Exercise task → Search the material below for the string "عرزم" and list each line that holds it.

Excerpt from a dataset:
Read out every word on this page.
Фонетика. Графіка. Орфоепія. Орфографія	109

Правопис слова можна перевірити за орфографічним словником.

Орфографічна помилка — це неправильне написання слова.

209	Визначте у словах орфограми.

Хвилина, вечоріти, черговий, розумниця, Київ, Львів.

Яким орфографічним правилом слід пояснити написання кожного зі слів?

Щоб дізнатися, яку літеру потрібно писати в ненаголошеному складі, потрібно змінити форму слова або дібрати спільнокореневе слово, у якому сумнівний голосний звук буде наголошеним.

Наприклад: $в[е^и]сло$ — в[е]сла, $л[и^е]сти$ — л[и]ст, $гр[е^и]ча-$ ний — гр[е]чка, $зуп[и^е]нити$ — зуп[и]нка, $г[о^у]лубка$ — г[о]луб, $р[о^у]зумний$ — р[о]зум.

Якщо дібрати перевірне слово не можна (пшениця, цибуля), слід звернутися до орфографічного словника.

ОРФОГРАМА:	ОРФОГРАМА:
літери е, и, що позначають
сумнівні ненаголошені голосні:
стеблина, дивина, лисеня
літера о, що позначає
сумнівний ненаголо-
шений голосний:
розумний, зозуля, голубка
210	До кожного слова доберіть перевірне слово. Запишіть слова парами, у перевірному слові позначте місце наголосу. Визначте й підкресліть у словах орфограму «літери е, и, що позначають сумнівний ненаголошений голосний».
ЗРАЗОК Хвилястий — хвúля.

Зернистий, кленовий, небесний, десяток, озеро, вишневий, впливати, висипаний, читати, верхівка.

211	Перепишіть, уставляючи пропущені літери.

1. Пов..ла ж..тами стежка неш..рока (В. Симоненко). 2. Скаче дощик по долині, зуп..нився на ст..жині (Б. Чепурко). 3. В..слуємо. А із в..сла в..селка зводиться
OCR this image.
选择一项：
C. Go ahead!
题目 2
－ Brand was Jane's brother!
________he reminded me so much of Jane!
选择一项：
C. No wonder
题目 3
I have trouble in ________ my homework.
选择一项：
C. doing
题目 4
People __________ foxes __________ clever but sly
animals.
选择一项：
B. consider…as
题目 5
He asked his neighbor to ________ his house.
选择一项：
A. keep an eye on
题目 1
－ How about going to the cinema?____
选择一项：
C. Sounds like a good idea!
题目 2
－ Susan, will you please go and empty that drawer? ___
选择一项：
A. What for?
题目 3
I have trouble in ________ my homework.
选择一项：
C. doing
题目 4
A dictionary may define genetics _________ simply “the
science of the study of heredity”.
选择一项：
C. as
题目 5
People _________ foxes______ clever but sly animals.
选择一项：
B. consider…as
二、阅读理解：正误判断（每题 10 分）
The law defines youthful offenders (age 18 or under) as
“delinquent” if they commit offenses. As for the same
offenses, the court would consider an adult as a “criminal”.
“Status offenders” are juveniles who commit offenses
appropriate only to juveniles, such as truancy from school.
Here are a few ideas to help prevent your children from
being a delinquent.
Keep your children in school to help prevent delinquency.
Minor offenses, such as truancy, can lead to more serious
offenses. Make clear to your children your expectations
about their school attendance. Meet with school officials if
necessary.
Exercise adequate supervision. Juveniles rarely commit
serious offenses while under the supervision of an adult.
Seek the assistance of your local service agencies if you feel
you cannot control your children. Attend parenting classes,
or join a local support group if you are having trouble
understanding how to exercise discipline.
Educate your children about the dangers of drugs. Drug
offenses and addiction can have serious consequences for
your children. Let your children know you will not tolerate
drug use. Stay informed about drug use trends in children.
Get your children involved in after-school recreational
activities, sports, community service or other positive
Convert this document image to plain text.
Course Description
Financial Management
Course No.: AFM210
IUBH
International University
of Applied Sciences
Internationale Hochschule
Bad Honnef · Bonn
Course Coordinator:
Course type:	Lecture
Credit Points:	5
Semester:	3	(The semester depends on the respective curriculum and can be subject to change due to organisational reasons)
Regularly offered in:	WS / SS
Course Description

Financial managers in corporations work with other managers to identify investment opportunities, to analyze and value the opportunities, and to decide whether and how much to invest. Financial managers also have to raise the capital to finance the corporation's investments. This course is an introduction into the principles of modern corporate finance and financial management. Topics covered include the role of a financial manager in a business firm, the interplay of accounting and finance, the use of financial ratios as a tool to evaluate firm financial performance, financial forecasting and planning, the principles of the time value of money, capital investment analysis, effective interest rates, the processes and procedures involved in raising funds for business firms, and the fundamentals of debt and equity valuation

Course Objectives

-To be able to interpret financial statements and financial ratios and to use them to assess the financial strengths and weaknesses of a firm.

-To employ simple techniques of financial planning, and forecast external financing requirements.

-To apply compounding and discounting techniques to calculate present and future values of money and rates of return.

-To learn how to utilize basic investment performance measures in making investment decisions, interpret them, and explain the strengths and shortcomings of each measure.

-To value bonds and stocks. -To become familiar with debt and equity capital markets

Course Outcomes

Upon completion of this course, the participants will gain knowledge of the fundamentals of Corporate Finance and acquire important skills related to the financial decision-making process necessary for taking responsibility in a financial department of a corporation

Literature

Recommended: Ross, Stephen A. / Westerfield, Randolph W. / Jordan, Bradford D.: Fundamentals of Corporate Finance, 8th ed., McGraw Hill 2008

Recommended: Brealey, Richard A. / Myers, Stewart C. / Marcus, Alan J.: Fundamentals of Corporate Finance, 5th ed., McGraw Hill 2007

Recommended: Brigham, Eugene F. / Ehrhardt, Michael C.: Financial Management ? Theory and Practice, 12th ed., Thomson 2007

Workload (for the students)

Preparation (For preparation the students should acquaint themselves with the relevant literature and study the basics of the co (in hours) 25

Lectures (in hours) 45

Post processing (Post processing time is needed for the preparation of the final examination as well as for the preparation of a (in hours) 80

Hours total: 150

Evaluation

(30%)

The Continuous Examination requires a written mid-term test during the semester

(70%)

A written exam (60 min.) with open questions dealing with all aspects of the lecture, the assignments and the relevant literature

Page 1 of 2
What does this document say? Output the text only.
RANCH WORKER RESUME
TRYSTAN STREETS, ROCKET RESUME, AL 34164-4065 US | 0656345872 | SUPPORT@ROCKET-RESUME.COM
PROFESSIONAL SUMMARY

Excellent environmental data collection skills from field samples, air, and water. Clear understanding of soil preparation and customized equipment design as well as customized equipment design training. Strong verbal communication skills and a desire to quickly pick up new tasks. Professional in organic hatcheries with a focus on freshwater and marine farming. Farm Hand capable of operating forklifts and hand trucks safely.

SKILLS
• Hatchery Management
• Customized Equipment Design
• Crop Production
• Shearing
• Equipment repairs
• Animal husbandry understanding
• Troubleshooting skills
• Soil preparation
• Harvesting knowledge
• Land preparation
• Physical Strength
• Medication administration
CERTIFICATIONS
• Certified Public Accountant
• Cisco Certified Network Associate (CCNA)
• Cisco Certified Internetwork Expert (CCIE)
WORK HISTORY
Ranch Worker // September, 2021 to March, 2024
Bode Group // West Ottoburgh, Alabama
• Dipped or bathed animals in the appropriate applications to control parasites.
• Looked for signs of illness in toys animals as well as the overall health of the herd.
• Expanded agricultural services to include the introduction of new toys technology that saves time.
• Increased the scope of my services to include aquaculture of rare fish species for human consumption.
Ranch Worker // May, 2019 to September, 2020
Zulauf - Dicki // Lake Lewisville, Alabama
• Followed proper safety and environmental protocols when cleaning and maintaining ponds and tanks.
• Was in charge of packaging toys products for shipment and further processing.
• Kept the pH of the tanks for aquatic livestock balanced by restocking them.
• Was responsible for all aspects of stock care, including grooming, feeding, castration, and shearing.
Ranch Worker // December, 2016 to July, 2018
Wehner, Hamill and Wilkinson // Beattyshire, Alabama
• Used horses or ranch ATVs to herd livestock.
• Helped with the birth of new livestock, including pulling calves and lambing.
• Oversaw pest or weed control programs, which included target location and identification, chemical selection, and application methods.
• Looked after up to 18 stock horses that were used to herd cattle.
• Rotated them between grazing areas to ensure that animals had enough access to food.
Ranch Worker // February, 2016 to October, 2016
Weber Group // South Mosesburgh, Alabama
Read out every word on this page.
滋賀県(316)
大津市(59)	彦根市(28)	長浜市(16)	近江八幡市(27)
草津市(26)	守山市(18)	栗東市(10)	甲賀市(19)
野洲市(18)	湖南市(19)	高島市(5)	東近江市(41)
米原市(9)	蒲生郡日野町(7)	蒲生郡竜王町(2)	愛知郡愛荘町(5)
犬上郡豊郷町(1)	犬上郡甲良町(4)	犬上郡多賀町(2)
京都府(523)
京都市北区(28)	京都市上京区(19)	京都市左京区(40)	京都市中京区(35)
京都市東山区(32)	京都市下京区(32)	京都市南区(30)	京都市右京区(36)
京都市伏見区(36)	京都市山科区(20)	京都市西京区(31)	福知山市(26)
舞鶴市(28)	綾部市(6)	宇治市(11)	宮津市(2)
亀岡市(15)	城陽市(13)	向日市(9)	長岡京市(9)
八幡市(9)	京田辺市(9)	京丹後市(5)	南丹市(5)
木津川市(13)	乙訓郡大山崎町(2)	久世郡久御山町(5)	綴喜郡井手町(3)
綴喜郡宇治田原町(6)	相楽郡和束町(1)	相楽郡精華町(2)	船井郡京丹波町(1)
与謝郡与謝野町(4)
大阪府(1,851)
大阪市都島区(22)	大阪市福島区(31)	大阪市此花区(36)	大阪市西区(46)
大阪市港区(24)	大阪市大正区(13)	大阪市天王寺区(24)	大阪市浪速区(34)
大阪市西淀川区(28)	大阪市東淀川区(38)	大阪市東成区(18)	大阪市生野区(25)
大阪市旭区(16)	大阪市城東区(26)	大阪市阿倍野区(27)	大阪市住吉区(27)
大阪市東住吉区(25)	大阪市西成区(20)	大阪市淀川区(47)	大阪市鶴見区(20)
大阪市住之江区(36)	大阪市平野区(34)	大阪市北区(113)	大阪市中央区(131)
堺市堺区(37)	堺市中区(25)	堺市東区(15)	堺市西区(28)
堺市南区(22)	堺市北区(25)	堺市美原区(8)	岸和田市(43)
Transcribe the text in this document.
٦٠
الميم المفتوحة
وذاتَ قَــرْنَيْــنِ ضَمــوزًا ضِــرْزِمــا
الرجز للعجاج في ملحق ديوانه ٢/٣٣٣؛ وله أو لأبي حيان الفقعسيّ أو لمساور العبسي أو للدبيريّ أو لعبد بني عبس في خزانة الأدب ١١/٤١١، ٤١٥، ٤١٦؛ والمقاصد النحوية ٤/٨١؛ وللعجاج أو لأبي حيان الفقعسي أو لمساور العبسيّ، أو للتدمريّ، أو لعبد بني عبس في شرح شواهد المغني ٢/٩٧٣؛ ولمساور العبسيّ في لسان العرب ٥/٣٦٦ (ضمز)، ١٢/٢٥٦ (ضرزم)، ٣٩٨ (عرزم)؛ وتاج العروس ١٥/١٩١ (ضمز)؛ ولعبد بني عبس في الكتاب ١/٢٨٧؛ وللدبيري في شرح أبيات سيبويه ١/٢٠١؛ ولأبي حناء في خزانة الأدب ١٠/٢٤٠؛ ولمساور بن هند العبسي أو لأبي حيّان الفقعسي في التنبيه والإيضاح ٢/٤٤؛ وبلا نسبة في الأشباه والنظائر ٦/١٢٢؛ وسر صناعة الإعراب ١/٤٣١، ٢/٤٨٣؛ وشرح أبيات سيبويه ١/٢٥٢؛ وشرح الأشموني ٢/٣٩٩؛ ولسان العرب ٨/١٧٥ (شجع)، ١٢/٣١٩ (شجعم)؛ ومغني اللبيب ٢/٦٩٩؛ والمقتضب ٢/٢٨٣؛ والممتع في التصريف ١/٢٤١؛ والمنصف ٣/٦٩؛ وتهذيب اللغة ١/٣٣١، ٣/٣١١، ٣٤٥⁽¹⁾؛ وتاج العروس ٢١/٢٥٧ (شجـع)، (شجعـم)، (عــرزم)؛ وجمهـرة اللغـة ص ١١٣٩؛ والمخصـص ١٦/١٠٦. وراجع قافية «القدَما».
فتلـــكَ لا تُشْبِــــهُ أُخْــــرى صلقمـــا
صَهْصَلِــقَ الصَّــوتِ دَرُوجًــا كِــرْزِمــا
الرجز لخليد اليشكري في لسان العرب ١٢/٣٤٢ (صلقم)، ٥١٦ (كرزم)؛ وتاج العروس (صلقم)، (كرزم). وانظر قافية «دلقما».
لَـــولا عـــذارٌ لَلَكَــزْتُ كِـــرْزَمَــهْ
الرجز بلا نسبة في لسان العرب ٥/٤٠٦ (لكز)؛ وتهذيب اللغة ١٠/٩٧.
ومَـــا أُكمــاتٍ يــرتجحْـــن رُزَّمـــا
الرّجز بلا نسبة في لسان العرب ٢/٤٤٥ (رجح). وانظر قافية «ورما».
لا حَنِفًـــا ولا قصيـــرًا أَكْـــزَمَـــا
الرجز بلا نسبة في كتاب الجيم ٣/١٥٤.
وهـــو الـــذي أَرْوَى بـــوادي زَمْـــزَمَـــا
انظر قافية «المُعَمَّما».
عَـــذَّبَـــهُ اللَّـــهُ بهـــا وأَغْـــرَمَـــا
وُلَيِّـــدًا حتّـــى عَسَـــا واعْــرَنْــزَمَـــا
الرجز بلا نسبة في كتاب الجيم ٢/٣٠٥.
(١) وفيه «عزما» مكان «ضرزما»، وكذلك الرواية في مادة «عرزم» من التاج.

Finished exercise →
الرجز للعجاج في ملحق ديوانه ٢/٣٣٣؛ وله أو لأبي حيان الفقعسيّ أو لمساور العبسي أو للدبيريّ أو لعبد بني عبس في خزانة الأدب ١١/٤١١، ٤١٥، ٤١٦؛ والمقاصد النحوية ٤/٨١؛ وللعجاج أو لأبي حيان الفقعسي أو لمساور العبسيّ، أو للتدمريّ، أو لعبد بني عبس في شرح شواهد المغني ٢/٩٧٣؛ ولمساور العبسيّ في لسان العرب ٥/٣٦٦ (ضمز)، ١٢/٢٥٦ (ضرزم)، ٣٩٨ (عرزم)؛ وتاج العروس ١٥/١٩١ (ضمز)؛ ولعبد بني عبس في الكتاب ١/٢٨٧؛ وللدبيري في شرح أبيات سيبويه ١/٢٠١؛ ولأبي حناء في خزانة الأدب ١٠/٢٤٠؛ ولمساور بن هند العبسي أو لأبي حيّان الفقعسي في التنبيه والإيضاح ٢/٤٤؛ وبلا نسبة في الأشباه والنظائر ٦/١٢٢؛ وسر صناعة الإعراب ١/٤٣١، ٢/٤٨٣؛ وشرح أبيات سيبويه ١/٢٥٢؛ وشرح الأشموني ٢/٣٩٩؛ ولسان العرب ٨/١٧٥ (شجع)، ١٢/٣١٩ (شجعم)؛ ومغني اللبيب ٢/٦٩٩؛ والمقتضب ٢/٢٨٣؛ والممتع في التصريف ١/٢٤١؛ والمنصف ٣/٦٩؛ وتهذيب اللغة ١/٣٣١، ٣/٣١١، ٣٤٥⁽¹⁾؛ وتاج العروس ٢١/٢٥٧ (شجـع)، (شجعـم)، (عــرزم)؛ وجمهـرة اللغـة ص ١١٣٩؛ والمخصـص ١٦/١٠٦. وراجع قافية «القدَما».
(١) وفيه «عزما» مكان «ضرزما»، وكذلك الرواية في مادة «عرزم» من التاج.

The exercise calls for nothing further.